_Problem statement_
Swap "candle-wick" for "candle-shadow" wherever it occurs in all the records below, and give every line again with nothing else changed.
----
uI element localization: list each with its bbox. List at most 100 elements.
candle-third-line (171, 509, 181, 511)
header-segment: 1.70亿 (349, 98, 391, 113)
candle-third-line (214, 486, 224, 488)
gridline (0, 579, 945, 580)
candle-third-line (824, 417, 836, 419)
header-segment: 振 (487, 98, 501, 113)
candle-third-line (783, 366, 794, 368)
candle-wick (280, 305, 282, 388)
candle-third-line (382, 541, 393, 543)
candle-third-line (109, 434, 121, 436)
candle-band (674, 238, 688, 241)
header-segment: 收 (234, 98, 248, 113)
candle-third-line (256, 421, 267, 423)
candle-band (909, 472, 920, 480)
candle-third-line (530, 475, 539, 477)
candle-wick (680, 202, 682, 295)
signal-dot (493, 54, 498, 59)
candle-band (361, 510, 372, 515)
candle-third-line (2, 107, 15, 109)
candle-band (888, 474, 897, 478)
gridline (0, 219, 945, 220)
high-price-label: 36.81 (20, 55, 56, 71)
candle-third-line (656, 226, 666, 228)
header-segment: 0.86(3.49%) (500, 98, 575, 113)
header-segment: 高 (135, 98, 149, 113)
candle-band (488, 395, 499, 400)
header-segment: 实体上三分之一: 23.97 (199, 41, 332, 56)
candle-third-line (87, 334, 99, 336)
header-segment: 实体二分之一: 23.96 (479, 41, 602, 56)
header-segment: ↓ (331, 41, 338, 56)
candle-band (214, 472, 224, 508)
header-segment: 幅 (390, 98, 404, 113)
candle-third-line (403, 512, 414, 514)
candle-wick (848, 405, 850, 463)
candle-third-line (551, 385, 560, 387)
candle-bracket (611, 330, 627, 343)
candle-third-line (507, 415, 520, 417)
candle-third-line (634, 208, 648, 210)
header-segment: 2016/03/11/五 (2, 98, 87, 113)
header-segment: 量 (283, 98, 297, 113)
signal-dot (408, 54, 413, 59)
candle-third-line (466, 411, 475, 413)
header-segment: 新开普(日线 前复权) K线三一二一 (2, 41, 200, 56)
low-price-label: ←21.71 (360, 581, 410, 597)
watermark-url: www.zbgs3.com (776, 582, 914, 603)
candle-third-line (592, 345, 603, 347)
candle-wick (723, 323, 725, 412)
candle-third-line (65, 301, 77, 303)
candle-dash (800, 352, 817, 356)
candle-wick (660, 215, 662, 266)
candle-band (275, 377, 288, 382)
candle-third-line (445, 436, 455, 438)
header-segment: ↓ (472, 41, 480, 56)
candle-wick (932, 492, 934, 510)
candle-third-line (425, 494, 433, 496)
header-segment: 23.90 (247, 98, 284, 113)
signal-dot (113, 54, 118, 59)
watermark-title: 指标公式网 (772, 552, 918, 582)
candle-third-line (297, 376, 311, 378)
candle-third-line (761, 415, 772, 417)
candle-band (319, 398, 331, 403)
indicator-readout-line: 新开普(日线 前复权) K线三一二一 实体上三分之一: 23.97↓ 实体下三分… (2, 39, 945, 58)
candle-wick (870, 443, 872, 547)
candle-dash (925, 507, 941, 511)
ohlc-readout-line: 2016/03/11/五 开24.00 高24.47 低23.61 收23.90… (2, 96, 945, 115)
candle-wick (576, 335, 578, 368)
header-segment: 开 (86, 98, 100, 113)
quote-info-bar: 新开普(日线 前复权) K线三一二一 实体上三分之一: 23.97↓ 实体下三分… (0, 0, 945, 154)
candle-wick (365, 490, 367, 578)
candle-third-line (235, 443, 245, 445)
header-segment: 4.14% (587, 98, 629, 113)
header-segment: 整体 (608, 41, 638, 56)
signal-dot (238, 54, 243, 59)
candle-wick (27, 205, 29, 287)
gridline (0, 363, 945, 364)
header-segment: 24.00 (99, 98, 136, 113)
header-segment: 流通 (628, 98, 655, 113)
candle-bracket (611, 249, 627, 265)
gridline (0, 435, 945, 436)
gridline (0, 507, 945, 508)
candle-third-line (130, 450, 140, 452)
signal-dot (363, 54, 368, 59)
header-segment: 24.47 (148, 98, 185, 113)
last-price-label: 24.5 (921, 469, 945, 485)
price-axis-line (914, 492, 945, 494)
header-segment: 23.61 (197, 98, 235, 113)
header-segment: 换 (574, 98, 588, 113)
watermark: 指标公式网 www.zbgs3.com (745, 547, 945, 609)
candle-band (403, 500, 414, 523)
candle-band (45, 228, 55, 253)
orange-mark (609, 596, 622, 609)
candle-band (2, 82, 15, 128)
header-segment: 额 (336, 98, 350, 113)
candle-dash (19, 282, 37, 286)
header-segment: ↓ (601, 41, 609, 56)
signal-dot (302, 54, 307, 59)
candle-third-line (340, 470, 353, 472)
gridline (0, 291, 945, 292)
----
_Task response_
uI element localization: list each with its bbox. List at most 100 elements.
candle-third-line (171, 509, 181, 511)
header-segment: 1.70亿 (349, 98, 391, 113)
candle-third-line (214, 486, 224, 488)
gridline (0, 579, 945, 580)
candle-third-line (824, 417, 836, 419)
header-segment: 振 (487, 98, 501, 113)
candle-third-line (783, 366, 794, 368)
candle-shadow (280, 305, 282, 388)
candle-third-line (382, 541, 393, 543)
candle-third-line (109, 434, 121, 436)
candle-band (674, 238, 688, 241)
header-segment: 收 (234, 98, 248, 113)
candle-third-line (256, 421, 267, 423)
candle-band (909, 472, 920, 480)
candle-third-line (530, 475, 539, 477)
candle-shadow (680, 202, 682, 295)
signal-dot (493, 54, 498, 59)
candle-band (361, 510, 372, 515)
candle-third-line (2, 107, 15, 109)
candle-band (888, 474, 897, 478)
gridline (0, 219, 945, 220)
high-price-label: 36.81 (20, 55, 56, 71)
candle-third-line (656, 226, 666, 228)
header-segment: 0.86(3.49%) (500, 98, 575, 113)
header-segment: 高 (135, 98, 149, 113)
candle-band (488, 395, 499, 400)
header-segment: 实体上三分之一: 23.97 (199, 41, 332, 56)
candle-third-line (87, 334, 99, 336)
header-segment: 实体二分之一: 23.96 (479, 41, 602, 56)
header-segment: ↓ (331, 41, 338, 56)
candle-band (214, 472, 224, 508)
header-segment: 幅 (390, 98, 404, 113)
candle-third-line (403, 512, 414, 514)
candle-shadow (848, 405, 850, 463)
candle-third-line (551, 385, 560, 387)
candle-bracket (611, 330, 627, 343)
candle-third-line (507, 415, 520, 417)
candle-third-line (634, 208, 648, 210)
header-segment: 2016/03/11/五 (2, 98, 87, 113)
header-segment: 量 (283, 98, 297, 113)
signal-dot (408, 54, 413, 59)
candle-third-line (466, 411, 475, 413)
header-segment: 新开普(日线 前复权) K线三一二一 (2, 41, 200, 56)
low-price-label: ←21.71 (360, 581, 410, 597)
watermark-url: www.zbgs3.com (776, 582, 914, 603)
candle-third-line (592, 345, 603, 347)
candle-shadow (723, 323, 725, 412)
candle-third-line (65, 301, 77, 303)
candle-dash (800, 352, 817, 356)
candle-shadow (660, 215, 662, 266)
candle-band (275, 377, 288, 382)
candle-third-line (445, 436, 455, 438)
header-segment: ↓ (472, 41, 480, 56)
candle-shadow (932, 492, 934, 510)
candle-third-line (425, 494, 433, 496)
header-segment: 23.90 (247, 98, 284, 113)
signal-dot (113, 54, 118, 59)
watermark-title: 指标公式网 (772, 552, 918, 582)
candle-third-line (297, 376, 311, 378)
candle-third-line (761, 415, 772, 417)
candle-band (319, 398, 331, 403)
indicator-readout-line: 新开普(日线 前复权) K线三一二一 实体上三分之一: 23.97↓ 实体下三分… (2, 39, 945, 58)
candle-shadow (870, 443, 872, 547)
candle-dash (925, 507, 941, 511)
ohlc-readout-line: 2016/03/11/五 开24.00 高24.47 低23.61 收23.90… (2, 96, 945, 115)
candle-shadow (576, 335, 578, 368)
header-segment: 开 (86, 98, 100, 113)
quote-info-bar: 新开普(日线 前复权) K线三一二一 实体上三分之一: 23.97↓ 实体下三分… (0, 0, 945, 154)
candle-shadow (365, 490, 367, 578)
candle-third-line (235, 443, 245, 445)
header-segment: 4.14% (587, 98, 629, 113)
header-segment: 整体 (608, 41, 638, 56)
signal-dot (238, 54, 243, 59)
candle-shadow (27, 205, 29, 287)
gridline (0, 363, 945, 364)
header-segment: 24.00 (99, 98, 136, 113)
header-segment: 流通 (628, 98, 655, 113)
candle-bracket (611, 249, 627, 265)
gridline (0, 435, 945, 436)
gridline (0, 507, 945, 508)
candle-third-line (130, 450, 140, 452)
signal-dot (363, 54, 368, 59)
header-segment: 24.47 (148, 98, 185, 113)
last-price-label: 24.5 (921, 469, 945, 485)
price-axis-line (914, 492, 945, 494)
header-segment: 23.61 (197, 98, 235, 113)
header-segment: 换 (574, 98, 588, 113)
watermark: 指标公式网 www.zbgs3.com (745, 547, 945, 609)
candle-band (403, 500, 414, 523)
candle-band (45, 228, 55, 253)
orange-mark (609, 596, 622, 609)
candle-band (2, 82, 15, 128)
header-segment: 额 (336, 98, 350, 113)
candle-dash (19, 282, 37, 286)
header-segment: ↓ (601, 41, 609, 56)
signal-dot (302, 54, 307, 59)
candle-third-line (340, 470, 353, 472)
gridline (0, 291, 945, 292)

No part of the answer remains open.